STATED EXERCISE - Write out each line beneath this one exactly as it reads.

Stored dataset items -
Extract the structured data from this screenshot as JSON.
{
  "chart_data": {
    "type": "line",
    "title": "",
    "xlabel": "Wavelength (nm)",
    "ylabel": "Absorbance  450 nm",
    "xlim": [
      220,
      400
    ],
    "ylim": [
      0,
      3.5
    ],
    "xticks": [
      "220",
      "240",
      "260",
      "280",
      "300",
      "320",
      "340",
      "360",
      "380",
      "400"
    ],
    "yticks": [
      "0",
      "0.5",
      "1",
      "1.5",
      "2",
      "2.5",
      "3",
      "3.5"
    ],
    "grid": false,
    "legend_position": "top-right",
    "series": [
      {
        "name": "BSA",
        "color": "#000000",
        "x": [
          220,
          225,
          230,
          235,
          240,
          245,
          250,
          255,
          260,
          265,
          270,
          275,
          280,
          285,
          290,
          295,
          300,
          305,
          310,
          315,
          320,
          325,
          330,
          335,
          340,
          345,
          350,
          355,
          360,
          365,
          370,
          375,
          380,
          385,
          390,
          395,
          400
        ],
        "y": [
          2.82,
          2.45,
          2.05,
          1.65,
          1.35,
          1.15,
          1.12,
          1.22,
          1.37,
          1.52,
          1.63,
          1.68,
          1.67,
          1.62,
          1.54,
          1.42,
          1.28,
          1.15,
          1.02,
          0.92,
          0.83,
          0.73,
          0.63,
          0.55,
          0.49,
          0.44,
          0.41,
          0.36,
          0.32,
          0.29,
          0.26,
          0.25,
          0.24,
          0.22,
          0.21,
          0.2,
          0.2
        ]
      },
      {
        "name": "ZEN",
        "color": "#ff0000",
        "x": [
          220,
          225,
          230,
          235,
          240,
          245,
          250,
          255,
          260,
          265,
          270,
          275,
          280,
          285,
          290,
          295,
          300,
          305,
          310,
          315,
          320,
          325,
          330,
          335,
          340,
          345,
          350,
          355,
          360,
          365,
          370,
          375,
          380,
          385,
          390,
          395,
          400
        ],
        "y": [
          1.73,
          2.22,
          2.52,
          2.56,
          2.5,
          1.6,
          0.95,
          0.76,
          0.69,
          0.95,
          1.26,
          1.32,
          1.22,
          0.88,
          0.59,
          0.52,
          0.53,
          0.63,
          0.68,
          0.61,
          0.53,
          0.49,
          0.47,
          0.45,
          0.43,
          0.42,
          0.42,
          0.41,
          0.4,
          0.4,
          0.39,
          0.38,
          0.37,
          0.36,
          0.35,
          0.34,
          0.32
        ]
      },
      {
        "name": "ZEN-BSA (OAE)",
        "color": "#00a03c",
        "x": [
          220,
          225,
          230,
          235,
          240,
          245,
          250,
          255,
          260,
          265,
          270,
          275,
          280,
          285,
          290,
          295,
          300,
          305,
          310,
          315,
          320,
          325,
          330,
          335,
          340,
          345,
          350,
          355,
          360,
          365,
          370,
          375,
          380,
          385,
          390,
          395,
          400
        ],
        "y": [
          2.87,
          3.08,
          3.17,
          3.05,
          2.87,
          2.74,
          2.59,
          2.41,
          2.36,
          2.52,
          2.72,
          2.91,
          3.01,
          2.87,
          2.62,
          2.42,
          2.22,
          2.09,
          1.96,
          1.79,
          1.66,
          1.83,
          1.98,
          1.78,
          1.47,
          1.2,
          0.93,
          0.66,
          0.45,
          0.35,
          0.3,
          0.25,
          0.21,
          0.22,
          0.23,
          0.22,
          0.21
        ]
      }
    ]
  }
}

WRITTEN REPLY -
Extract the structured data from this screenshot as JSON.
{
  "chart_data": {
    "type": "line",
    "title": "",
    "xlabel": "Wavelength (nm)",
    "ylabel": "Absorbance  450 nm",
    "xlim": [
      220,
      400
    ],
    "ylim": [
      0,
      3.5
    ],
    "xticks": [
      "220",
      "240",
      "260",
      "280",
      "300",
      "320",
      "340",
      "360",
      "380",
      "400"
    ],
    "yticks": [
      "0",
      "0.5",
      "1",
      "1.5",
      "2",
      "2.5",
      "3",
      "3.5"
    ],
    "grid": false,
    "legend_position": "top-right",
    "series": [
      {
        "name": "BSA",
        "color": "#000000",
        "x": [
          220,
          225,
          230,
          235,
          240,
          245,
          250,
          255,
          260,
          265,
          270,
          275,
          280,
          285,
          290,
          295,
          300,
          305,
          310,
          315,
          320,
          325,
          330,
          335,
          340,
          345,
          350,
          355,
          360,
          365,
          370,
          375,
          380,
          385,
          390,
          395,
          400
        ],
        "y": [
          2.82,
          2.45,
          2.05,
          1.65,
          1.35,
          1.15,
          1.12,
          1.22,
          1.37,
          1.52,
          1.63,
          1.68,
          1.67,
          1.62,
          1.54,
          1.42,
          1.28,
          1.15,
          1.02,
          0.92,
          0.83,
          0.73,
          0.63,
          0.55,
          0.49,
          0.44,
          0.41,
          0.36,
          0.32,
          0.29,
          0.26,
          0.25,
          0.24,
          0.22,
          0.21,
          0.2,
          0.2
        ]
      },
      {
        "name": "ZEN",
        "color": "#ff0000",
        "x": [
          220,
          225,
          230,
          235,
          240,
          245,
          250,
          255,
          260,
          265,
          270,
          275,
          280,
          285,
          290,
          295,
          300,
          305,
          310,
          315,
          320,
          325,
          330,
          335,
          340,
          345,
          350,
          355,
          360,
          365,
          370,
          375,
          380,
          385,
          390,
          395,
          400
        ],
        "y": [
          1.73,
          2.22,
          2.52,
          2.56,
          2.5,
          1.6,
          0.95,
          0.76,
          0.69,
          0.95,
          1.26,
          1.32,
          1.22,
          0.88,
          0.59,
          0.52,
          0.53,
          0.63,
          0.68,
          0.61,
          0.53,
          0.49,
          0.47,
          0.45,
          0.43,
          0.42,
          0.42,
          0.41,
          0.4,
          0.4,
          0.39,
          0.38,
          0.37,
          0.36,
          0.35,
          0.34,
          0.32
        ]
      },
      {
        "name": "ZEN-BSA (OAE)",
        "color": "#00a03c",
        "x": [
          220,
          225,
          230,
          235,
          240,
          245,
          250,
          255,
          260,
          265,
          270,
          275,
          280,
          285,
          290,
          295,
          300,
          305,
          310,
          315,
          320,
          325,
          330,
          335,
          340,
          345,
          350,
          355,
          360,
          365,
          370,
          375,
          380,
          385,
          390,
          395,
          400
        ],
        "y": [
          2.87,
          3.08,
          3.17,
          3.05,
          2.87,
          2.74,
          2.59,
          2.41,
          2.36,
          2.52,
          2.72,
          2.91,
          3.01,
          2.87,
          2.62,
          2.42,
          2.22,
          2.09,
          1.96,
          1.79,
          1.66,
          1.83,
          1.98,
          1.78,
          1.47,
          1.2,
          0.93,
          0.66,
          0.45,
          0.35,
          0.3,
          0.25,
          0.21,
          0.22,
          0.23,
          0.22,
          0.21
        ]
      }
    ]
  }
}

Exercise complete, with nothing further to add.